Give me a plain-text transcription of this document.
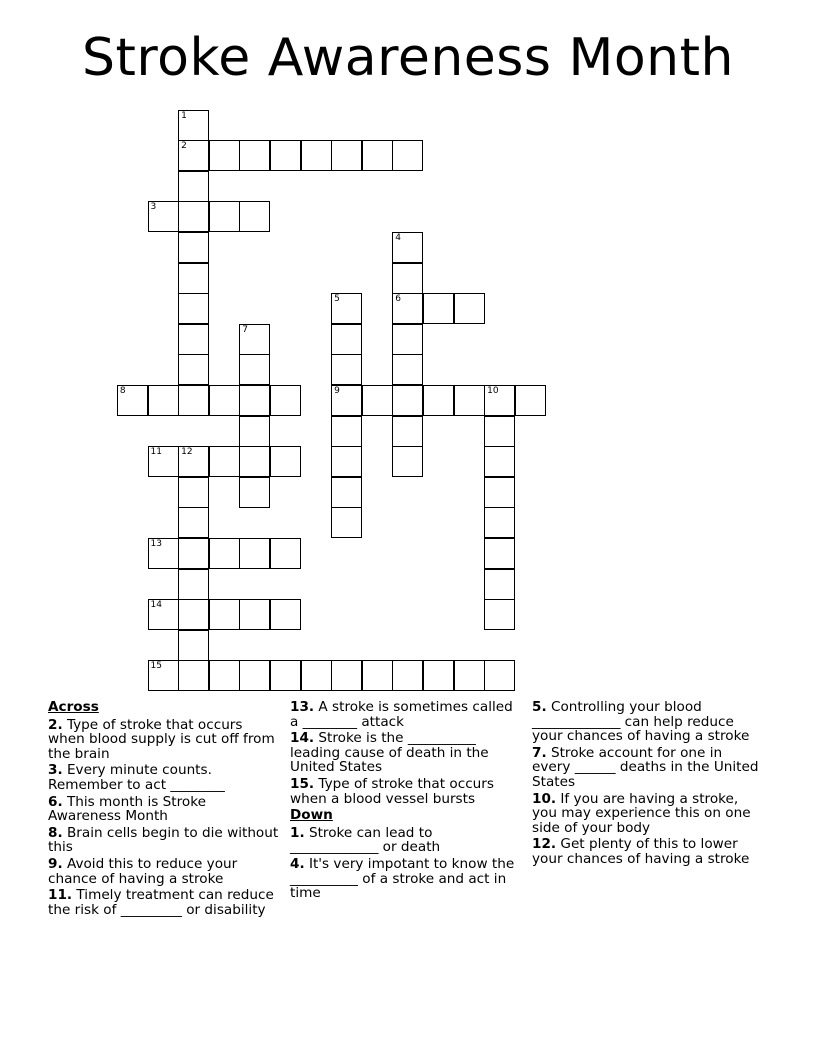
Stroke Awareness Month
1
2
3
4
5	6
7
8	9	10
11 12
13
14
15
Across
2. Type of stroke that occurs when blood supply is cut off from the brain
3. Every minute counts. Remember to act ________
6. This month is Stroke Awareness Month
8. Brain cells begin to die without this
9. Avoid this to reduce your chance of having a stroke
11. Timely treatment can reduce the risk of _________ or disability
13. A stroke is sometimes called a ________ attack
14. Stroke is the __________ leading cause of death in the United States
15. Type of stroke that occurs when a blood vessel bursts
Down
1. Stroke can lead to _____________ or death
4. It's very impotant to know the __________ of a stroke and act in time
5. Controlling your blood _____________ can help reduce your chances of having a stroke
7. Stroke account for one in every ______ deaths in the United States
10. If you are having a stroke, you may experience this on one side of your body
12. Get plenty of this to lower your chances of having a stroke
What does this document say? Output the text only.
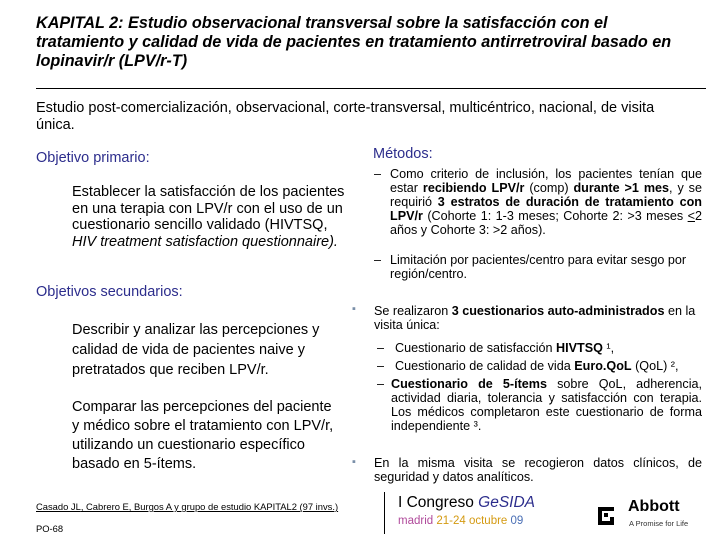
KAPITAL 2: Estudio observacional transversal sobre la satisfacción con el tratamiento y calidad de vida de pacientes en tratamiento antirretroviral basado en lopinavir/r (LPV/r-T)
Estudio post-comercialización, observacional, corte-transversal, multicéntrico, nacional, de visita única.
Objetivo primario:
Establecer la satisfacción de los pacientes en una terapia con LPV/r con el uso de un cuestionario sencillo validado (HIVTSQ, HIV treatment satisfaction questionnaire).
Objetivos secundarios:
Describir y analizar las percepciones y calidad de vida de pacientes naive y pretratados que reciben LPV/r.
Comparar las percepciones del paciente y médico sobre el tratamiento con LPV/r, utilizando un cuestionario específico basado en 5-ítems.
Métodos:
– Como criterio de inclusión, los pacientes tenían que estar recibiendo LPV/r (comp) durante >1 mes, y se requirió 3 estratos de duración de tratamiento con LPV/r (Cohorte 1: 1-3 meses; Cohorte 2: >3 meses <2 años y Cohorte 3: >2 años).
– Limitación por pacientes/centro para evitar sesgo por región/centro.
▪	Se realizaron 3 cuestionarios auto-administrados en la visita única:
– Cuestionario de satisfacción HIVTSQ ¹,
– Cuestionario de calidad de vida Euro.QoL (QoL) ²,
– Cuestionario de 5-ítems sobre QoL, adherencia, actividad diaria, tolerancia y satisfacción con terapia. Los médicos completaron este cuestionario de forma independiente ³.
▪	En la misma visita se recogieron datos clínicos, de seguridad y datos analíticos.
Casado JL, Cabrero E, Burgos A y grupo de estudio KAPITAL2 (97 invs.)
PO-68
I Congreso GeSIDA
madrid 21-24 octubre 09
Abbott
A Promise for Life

--

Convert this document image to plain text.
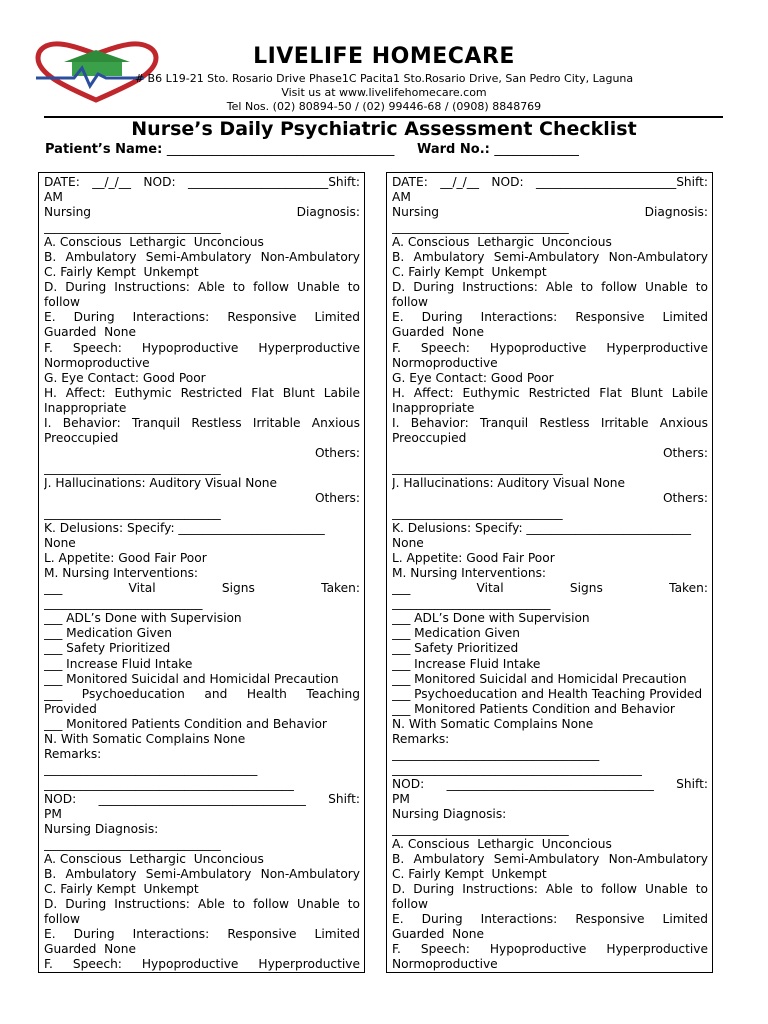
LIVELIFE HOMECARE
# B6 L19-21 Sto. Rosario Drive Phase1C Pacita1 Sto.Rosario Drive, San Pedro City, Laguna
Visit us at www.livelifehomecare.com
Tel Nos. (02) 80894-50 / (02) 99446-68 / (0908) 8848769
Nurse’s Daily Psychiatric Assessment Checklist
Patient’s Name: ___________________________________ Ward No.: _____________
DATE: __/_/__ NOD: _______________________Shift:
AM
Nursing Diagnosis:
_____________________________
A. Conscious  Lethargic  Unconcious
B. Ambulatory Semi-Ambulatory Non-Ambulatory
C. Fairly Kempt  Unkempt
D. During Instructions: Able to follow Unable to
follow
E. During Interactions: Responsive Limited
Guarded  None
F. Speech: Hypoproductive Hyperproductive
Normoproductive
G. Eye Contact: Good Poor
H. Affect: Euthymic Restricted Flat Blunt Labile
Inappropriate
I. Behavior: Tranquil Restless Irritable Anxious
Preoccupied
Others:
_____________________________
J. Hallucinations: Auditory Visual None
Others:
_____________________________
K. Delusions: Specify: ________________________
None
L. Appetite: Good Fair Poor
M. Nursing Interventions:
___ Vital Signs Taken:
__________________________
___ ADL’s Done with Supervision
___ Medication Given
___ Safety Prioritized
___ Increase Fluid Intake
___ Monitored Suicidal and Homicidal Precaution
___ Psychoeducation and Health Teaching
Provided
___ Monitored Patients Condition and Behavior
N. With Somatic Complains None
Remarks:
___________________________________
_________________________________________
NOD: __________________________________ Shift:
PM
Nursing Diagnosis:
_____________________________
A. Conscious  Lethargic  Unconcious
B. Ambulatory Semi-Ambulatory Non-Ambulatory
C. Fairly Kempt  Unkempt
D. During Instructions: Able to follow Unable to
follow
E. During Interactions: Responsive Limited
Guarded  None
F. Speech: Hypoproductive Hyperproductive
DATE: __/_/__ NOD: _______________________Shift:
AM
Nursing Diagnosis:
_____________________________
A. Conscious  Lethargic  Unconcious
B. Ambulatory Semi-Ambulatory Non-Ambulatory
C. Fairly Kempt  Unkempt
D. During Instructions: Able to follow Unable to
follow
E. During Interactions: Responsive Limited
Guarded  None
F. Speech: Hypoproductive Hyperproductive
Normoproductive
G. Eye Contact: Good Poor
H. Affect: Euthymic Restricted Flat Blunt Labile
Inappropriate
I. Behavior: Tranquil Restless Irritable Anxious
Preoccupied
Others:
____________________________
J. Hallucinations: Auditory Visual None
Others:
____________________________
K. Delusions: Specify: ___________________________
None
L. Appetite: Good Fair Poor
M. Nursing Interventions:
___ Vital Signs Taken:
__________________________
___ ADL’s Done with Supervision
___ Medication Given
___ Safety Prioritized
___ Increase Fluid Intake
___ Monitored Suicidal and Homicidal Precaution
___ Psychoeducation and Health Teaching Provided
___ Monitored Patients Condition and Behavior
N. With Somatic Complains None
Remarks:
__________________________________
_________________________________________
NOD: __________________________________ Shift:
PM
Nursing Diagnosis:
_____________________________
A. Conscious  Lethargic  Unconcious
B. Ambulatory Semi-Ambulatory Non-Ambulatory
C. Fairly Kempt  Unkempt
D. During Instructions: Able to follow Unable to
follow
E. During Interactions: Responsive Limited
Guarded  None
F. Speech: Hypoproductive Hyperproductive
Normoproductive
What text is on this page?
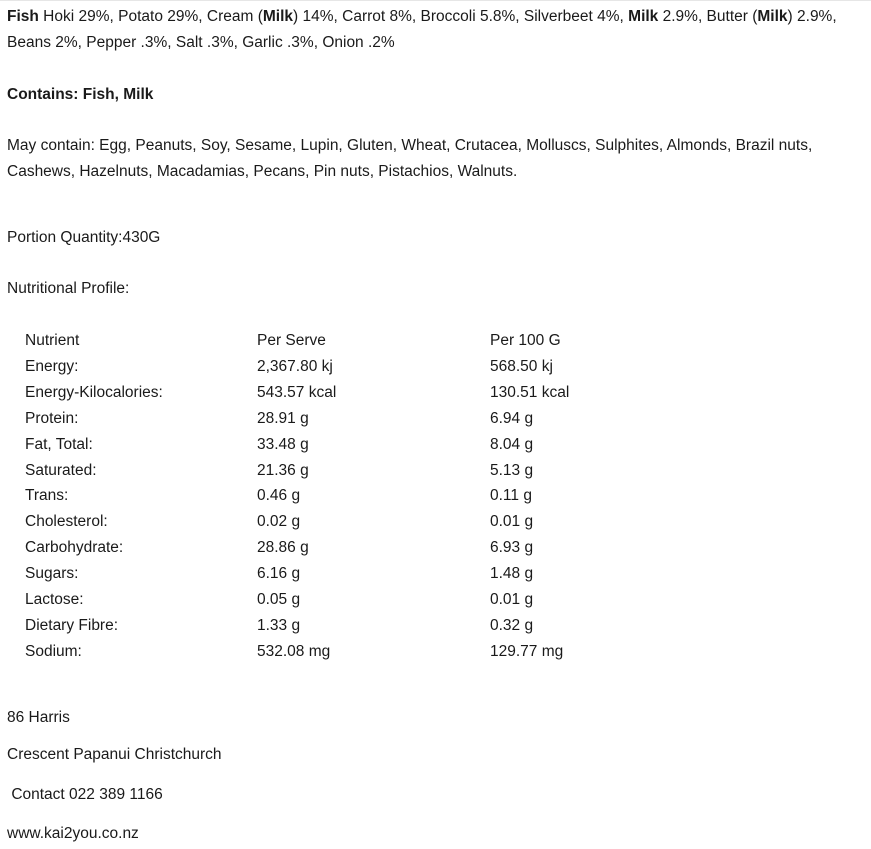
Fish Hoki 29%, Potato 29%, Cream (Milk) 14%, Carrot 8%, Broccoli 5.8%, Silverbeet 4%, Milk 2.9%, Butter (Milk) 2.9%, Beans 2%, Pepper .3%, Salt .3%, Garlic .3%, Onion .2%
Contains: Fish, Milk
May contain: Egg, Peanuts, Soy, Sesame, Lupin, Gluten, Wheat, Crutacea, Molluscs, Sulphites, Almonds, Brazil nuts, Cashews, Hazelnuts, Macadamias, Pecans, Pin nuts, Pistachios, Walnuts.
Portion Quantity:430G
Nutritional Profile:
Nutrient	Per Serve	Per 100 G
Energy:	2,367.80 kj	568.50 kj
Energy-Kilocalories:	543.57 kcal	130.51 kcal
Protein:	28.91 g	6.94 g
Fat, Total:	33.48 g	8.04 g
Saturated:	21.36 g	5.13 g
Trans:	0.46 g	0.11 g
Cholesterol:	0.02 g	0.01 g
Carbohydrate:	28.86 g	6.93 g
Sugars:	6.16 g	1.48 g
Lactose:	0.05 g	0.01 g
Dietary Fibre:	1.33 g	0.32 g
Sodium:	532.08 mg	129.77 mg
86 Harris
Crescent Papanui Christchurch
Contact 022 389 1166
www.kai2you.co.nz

--

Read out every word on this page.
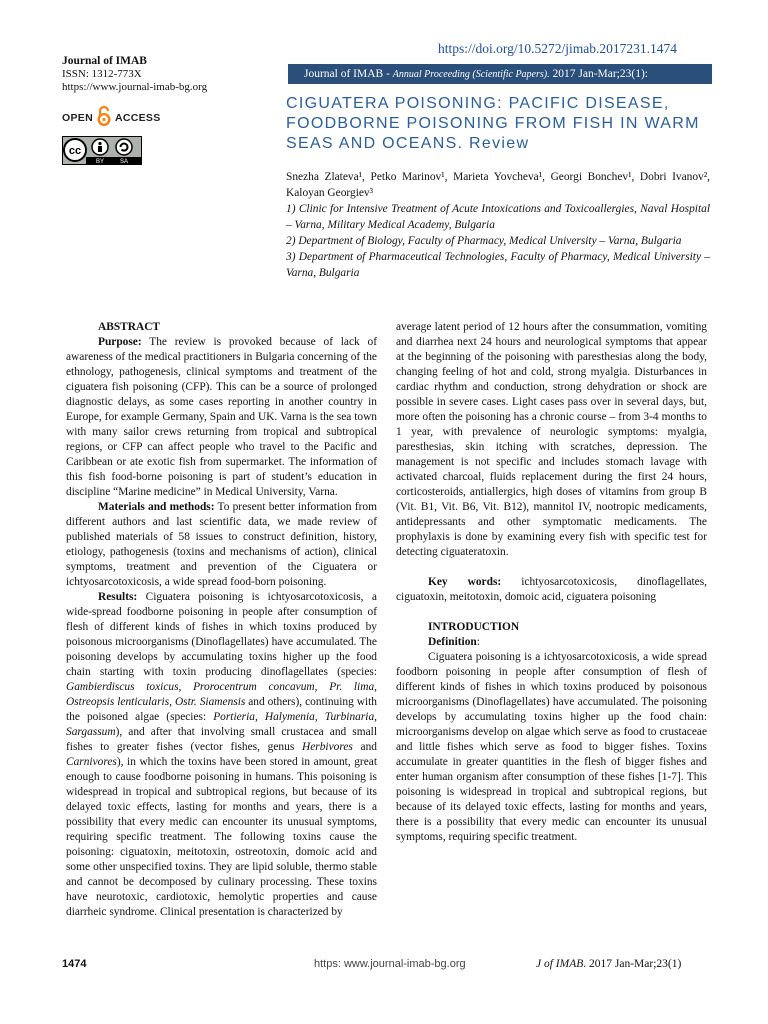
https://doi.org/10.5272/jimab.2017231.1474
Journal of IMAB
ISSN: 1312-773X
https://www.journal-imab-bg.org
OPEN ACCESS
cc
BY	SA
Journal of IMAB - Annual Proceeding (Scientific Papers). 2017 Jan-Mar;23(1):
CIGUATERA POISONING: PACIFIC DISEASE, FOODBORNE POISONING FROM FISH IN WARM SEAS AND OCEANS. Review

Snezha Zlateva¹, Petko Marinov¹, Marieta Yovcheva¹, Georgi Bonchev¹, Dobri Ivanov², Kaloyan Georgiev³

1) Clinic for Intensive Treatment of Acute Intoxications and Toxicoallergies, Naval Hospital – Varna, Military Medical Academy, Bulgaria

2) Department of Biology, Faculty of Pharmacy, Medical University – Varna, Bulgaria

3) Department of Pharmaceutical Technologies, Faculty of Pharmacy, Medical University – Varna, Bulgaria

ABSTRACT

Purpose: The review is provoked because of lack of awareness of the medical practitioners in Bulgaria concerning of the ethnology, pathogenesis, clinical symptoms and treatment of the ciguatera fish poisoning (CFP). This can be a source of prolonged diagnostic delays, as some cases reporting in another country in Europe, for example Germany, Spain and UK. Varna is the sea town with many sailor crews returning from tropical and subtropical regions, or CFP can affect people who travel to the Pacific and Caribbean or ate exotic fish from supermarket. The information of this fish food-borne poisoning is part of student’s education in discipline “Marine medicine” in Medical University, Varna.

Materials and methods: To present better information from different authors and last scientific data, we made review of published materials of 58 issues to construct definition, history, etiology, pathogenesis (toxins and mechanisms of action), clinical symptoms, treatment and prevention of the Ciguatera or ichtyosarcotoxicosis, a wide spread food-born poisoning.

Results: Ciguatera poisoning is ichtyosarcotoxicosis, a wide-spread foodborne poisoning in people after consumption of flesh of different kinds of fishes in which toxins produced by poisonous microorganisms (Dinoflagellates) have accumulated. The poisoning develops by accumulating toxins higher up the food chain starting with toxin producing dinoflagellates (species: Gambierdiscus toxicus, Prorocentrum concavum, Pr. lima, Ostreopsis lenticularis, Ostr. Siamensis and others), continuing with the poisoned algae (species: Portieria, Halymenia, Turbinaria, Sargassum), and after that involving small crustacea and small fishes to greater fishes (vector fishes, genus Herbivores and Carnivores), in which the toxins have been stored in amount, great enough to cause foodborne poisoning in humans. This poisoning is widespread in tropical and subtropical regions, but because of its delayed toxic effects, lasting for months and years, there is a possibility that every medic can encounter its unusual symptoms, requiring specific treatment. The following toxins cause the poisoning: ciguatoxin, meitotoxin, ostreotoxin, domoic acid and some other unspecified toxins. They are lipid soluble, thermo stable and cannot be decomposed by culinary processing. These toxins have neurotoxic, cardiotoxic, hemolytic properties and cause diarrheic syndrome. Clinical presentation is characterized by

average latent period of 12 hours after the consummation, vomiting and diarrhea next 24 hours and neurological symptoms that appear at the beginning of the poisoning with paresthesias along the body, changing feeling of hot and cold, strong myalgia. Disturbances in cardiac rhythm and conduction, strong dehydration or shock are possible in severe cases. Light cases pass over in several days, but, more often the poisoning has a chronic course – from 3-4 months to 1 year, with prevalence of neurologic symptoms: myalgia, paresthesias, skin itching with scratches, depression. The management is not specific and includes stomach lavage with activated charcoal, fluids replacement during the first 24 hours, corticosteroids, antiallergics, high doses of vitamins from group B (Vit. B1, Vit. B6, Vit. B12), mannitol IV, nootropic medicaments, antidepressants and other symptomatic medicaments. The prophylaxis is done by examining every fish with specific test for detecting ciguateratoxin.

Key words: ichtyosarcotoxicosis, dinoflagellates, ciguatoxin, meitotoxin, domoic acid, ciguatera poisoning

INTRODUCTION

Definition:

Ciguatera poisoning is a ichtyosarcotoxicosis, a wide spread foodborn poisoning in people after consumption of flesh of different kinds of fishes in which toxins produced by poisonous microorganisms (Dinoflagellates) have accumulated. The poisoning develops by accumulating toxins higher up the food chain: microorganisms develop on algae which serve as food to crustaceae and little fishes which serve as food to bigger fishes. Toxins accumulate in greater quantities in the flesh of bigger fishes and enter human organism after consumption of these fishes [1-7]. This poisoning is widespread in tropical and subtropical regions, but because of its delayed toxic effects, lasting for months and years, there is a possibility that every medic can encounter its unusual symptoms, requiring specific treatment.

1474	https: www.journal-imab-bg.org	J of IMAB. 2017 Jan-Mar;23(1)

--

● Assigned task
Each line holding "Medical" should be copied from the material above.

● Output of the task
1) Clinic for Intensive Treatment of Acute Intoxications and Toxicoallergies, Naval Hospital – Varna, Military Medical Academy, Bulgaria
2) Department of Biology, Faculty of Pharmacy, Medical University – Varna, Bulgaria
3) Department of Pharmaceutical Technologies, Faculty of Pharmacy, Medical University – Varna, Bulgaria
Purpose: The review is provoked because of lack of awareness of the medical practitioners in Bulgaria concerning of the ethnology, pathogenesis, clinical symptoms and treatment of the ciguatera fish poisoning (CFP). This can be a source of prolonged diagnostic delays, as some cases reporting in another country in Europe, for example Germany, Spain and UK. Varna is the sea town with many sailor crews returning from tropical and subtropical regions, or CFP can affect people who travel to the Pacific and Caribbean or ate exotic fish from supermarket. The information of this fish food-borne poisoning is part of student’s education in discipline “Marine medicine” in Medical University, Varna.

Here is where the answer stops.